- _Aim of the task_
From the listing, collect all lines containing the word "value".

--*--

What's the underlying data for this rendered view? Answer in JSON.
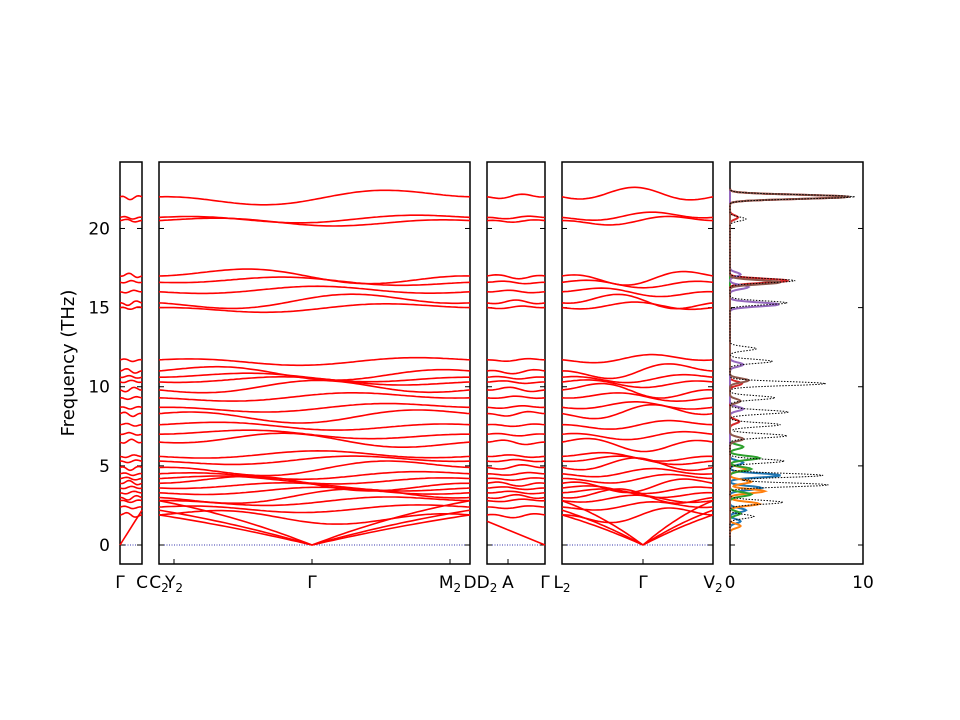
{
  "chart_data": {
    "type": "line",
    "ylabel": "Frequency (THz)",
    "ylim": [
      -1.2,
      24.2
    ],
    "y_ticks": [
      {
        "value": 0,
        "label": "0"
      },
      {
        "value": 5,
        "label": "5"
      },
      {
        "value": 10,
        "label": "10"
      },
      {
        "value": 15,
        "label": "15"
      },
      {
        "value": 20,
        "label": "20"
      }
    ],
    "band_color": "#ff0000",
    "zero_line_color": "#3333aa",
    "segments": [
      {
        "path": [
          "Γ",
          "C"
        ],
        "high_points": [
          "Γ",
          "C"
        ]
      },
      {
        "path": [
          "C₂",
          "Y₂"
        ],
        "high_points": [
          "C₂",
          "Y₂"
        ]
      },
      {
        "path": [
          "Y₂",
          "Γ",
          "M₂"
        ],
        "high_points": [
          "Y₂",
          "Γ",
          "M₂"
        ]
      },
      {
        "path": [
          "D",
          "A"
        ],
        "high_points": [
          "D",
          "D₂",
          "A"
        ]
      },
      {
        "path": [
          "Γ",
          "L₂",
          "Γ",
          "V₂"
        ],
        "high_points": [
          "Γ",
          "L₂",
          "Γ",
          "V₂"
        ]
      }
    ],
    "x_tick_labels": [
      {
        "label": "Γ",
        "sub": ""
      },
      {
        "label": "C",
        "sub": ""
      },
      {
        "label": "C",
        "sub": "2"
      },
      {
        "label": "Y",
        "sub": "2"
      },
      {
        "label": "Γ",
        "sub": ""
      },
      {
        "label": "M",
        "sub": "2"
      },
      {
        "label": "D",
        "sub": ""
      },
      {
        "label": "D",
        "sub": "2"
      },
      {
        "label": "A",
        "sub": ""
      },
      {
        "label": "Γ",
        "sub": ""
      },
      {
        "label": "L",
        "sub": "2"
      },
      {
        "label": "Γ",
        "sub": ""
      },
      {
        "label": "V",
        "sub": "2"
      }
    ],
    "dos": {
      "xlim": [
        0,
        10
      ],
      "x_ticks": [
        {
          "value": 0,
          "label": "0"
        },
        {
          "value": 10,
          "label": "10"
        }
      ],
      "series": [
        {
          "color": "#1f77b4",
          "peaks": [
            [
              4.4,
              3.8
            ],
            [
              3.6,
              2.4
            ],
            [
              2.2,
              1.2
            ],
            [
              1.5,
              0.8
            ],
            [
              5.2,
              1.0
            ]
          ]
        },
        {
          "color": "#ff7f0e",
          "peaks": [
            [
              2.6,
              2.2
            ],
            [
              3.4,
              2.6
            ],
            [
              4.0,
              1.6
            ],
            [
              1.2,
              0.8
            ],
            [
              4.8,
              1.2
            ]
          ]
        },
        {
          "color": "#2ca02c",
          "peaks": [
            [
              5.5,
              2.2
            ],
            [
              4.8,
              1.6
            ],
            [
              3.2,
              1.6
            ],
            [
              6.2,
              1.0
            ],
            [
              2.0,
              0.8
            ]
          ]
        },
        {
          "color": "#d62728",
          "peaks": [
            [
              22.0,
              8.9
            ],
            [
              16.7,
              4.4
            ],
            [
              10.2,
              0.9
            ],
            [
              7.8,
              0.7
            ],
            [
              20.7,
              0.6
            ]
          ]
        },
        {
          "color": "#9467bd",
          "peaks": [
            [
              15.2,
              3.7
            ],
            [
              16.3,
              1.4
            ],
            [
              11.4,
              1.0
            ],
            [
              8.6,
              1.0
            ],
            [
              17.1,
              0.8
            ]
          ]
        },
        {
          "color": "#8c564b",
          "peaks": [
            [
              22.0,
              9.0
            ],
            [
              16.6,
              3.8
            ],
            [
              10.4,
              1.4
            ],
            [
              6.7,
              1.0
            ],
            [
              9.1,
              0.8
            ]
          ]
        }
      ],
      "total": {
        "color": "#000000",
        "peaks": [
          [
            22.0,
            9.4
          ],
          [
            16.7,
            4.9
          ],
          [
            15.3,
            4.3
          ],
          [
            10.2,
            7.2
          ],
          [
            4.4,
            7.0
          ],
          [
            3.8,
            7.4
          ],
          [
            5.3,
            4.1
          ],
          [
            6.9,
            4.3
          ],
          [
            8.4,
            4.4
          ],
          [
            2.7,
            4.0
          ],
          [
            11.6,
            3.2
          ],
          [
            9.3,
            3.4
          ],
          [
            7.6,
            3.8
          ],
          [
            20.6,
            1.2
          ],
          [
            12.4,
            2.0
          ],
          [
            1.8,
            1.8
          ]
        ]
      }
    }
  }
}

--*--

- _Expected output_
        "value": 0,
        "value": 5,
        "value": 10,
        "value": 15,
        "value": 20,
          "value": 0,
          "value": 10,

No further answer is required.